## Challenge
Check each line of the records below and collect those holding "this".

## Input material
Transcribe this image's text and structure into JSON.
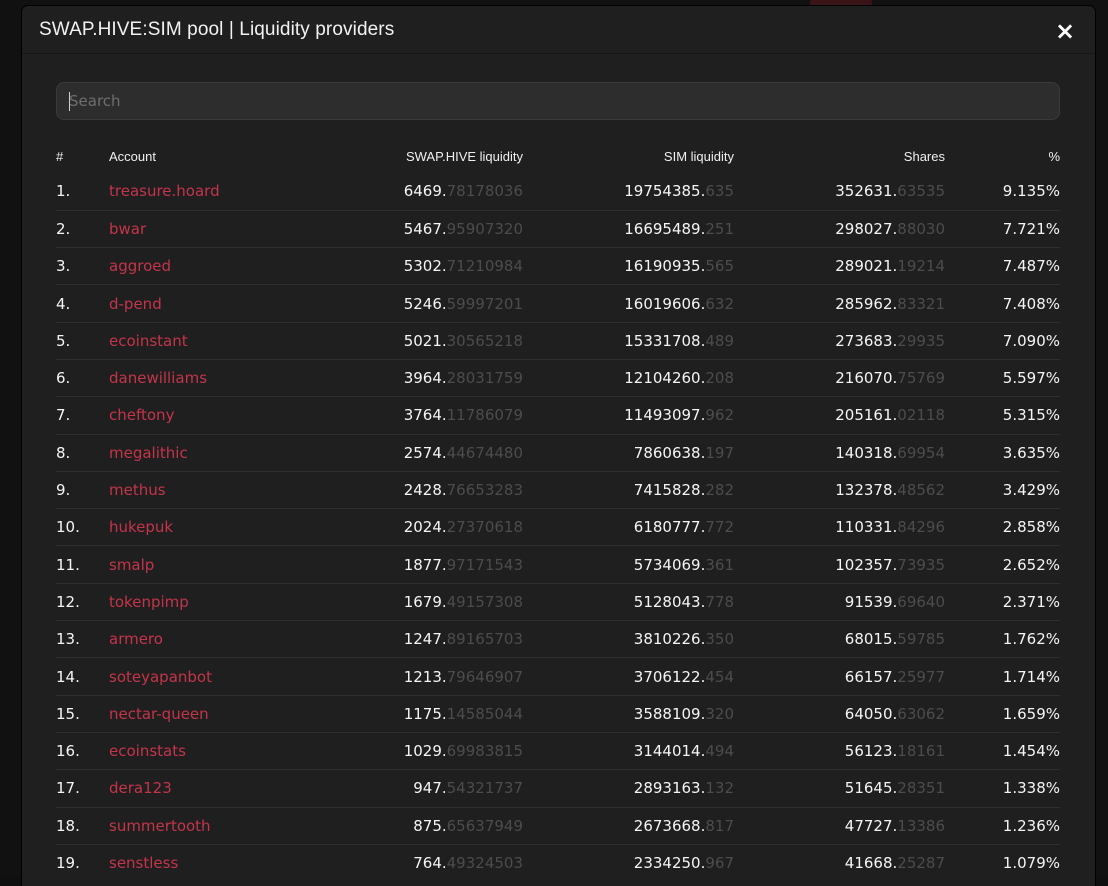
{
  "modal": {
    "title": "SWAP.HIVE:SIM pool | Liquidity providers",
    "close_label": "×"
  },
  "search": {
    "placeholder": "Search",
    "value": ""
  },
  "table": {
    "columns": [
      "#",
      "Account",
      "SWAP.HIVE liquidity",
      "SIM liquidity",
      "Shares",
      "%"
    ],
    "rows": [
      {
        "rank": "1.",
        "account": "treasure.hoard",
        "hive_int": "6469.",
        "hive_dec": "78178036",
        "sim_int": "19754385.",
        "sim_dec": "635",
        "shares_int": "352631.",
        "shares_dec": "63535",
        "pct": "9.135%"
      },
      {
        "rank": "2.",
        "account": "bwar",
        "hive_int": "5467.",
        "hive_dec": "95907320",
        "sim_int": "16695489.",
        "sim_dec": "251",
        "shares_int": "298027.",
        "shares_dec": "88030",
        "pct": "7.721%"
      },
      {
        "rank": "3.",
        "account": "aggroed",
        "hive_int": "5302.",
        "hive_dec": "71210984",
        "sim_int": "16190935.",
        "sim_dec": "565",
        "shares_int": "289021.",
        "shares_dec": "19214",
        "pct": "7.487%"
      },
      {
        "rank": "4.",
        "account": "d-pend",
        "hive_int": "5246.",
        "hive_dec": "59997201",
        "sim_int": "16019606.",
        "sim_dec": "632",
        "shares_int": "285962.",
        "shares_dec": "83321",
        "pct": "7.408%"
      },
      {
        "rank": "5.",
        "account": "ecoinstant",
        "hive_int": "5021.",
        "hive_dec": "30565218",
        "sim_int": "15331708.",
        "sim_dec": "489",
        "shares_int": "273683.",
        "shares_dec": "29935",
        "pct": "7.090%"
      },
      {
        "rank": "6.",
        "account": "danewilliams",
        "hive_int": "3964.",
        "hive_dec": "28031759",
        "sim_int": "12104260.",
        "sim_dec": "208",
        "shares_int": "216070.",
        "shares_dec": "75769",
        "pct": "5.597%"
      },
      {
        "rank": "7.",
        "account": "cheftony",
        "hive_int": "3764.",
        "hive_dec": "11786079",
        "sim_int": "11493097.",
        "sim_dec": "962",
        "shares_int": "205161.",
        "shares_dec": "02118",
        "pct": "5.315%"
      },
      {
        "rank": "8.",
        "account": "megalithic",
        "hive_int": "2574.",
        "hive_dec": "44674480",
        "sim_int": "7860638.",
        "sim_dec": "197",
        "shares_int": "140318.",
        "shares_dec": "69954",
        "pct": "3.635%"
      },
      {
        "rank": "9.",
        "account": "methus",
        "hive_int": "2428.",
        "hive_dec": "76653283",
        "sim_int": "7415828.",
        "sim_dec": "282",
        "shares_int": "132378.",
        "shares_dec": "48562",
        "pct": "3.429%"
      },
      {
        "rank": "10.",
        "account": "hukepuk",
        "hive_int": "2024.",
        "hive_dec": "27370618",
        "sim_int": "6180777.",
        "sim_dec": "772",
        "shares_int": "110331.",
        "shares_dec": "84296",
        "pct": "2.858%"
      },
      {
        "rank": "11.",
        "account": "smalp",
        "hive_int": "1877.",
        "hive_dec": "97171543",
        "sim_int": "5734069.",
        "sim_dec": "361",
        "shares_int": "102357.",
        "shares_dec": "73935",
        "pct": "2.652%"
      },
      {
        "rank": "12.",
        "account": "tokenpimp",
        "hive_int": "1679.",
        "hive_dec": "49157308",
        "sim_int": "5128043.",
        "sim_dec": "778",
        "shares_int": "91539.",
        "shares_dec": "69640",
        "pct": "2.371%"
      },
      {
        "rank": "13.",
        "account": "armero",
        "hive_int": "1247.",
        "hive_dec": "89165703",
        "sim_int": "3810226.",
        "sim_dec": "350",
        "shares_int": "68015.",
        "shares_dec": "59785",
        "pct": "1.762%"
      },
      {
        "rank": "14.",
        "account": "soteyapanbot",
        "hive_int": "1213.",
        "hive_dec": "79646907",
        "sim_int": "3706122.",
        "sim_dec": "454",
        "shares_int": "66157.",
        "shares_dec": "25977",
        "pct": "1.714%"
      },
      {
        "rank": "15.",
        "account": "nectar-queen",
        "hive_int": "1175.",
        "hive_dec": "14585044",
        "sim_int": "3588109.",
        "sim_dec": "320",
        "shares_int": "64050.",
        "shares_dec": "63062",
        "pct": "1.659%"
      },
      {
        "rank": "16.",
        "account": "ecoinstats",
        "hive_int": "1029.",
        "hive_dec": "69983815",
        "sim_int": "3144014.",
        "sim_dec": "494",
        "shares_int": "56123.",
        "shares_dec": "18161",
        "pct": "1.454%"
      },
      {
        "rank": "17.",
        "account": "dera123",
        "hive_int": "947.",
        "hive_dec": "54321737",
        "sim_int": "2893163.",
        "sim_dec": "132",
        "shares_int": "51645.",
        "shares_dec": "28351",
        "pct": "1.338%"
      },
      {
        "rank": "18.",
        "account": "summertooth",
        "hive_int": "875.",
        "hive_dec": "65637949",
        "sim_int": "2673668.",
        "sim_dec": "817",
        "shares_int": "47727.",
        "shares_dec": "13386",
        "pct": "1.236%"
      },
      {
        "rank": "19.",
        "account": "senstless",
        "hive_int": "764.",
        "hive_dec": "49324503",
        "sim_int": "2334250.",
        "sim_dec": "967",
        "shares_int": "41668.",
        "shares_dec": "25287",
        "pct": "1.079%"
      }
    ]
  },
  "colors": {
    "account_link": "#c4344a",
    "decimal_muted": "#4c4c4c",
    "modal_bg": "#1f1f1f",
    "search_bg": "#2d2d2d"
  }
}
...
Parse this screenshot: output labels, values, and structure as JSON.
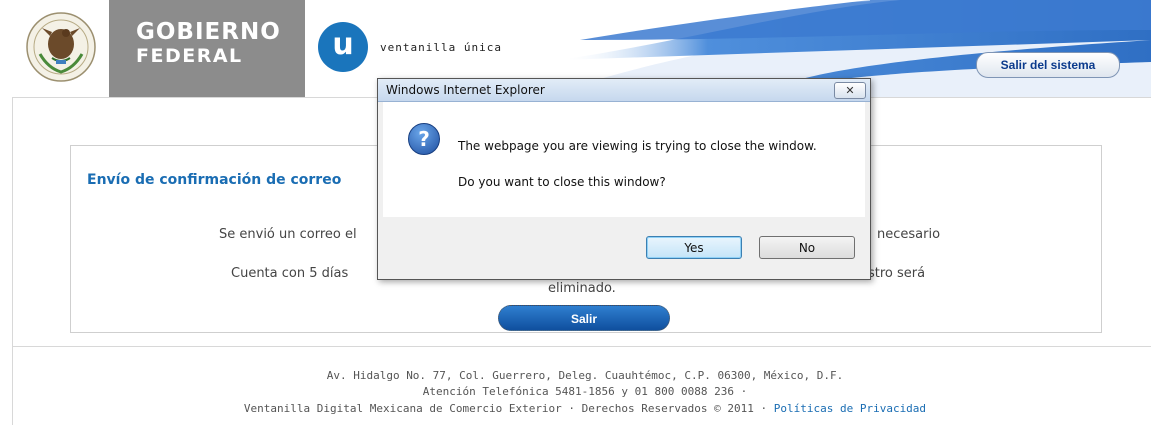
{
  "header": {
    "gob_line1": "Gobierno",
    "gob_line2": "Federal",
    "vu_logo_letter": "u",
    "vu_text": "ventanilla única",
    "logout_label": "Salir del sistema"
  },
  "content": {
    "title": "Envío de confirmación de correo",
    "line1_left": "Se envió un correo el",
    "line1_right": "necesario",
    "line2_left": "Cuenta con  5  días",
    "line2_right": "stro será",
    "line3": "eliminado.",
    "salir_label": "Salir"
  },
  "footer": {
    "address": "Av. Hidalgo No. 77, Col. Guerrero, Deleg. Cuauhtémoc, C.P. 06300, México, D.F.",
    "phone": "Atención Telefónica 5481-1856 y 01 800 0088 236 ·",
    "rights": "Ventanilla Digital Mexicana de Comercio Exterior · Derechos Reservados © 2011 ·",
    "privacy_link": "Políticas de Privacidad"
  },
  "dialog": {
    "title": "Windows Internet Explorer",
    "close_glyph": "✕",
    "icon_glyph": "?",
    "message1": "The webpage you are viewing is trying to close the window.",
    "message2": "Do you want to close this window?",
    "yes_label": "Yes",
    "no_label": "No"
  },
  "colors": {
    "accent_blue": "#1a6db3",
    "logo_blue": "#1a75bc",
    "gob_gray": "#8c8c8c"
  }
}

## Answer below
Transcribe this image's text and structure into JSON.
Parse this screenshot: output labels, values, and structure as JSON.
    "message2": "Do you want to close this window?",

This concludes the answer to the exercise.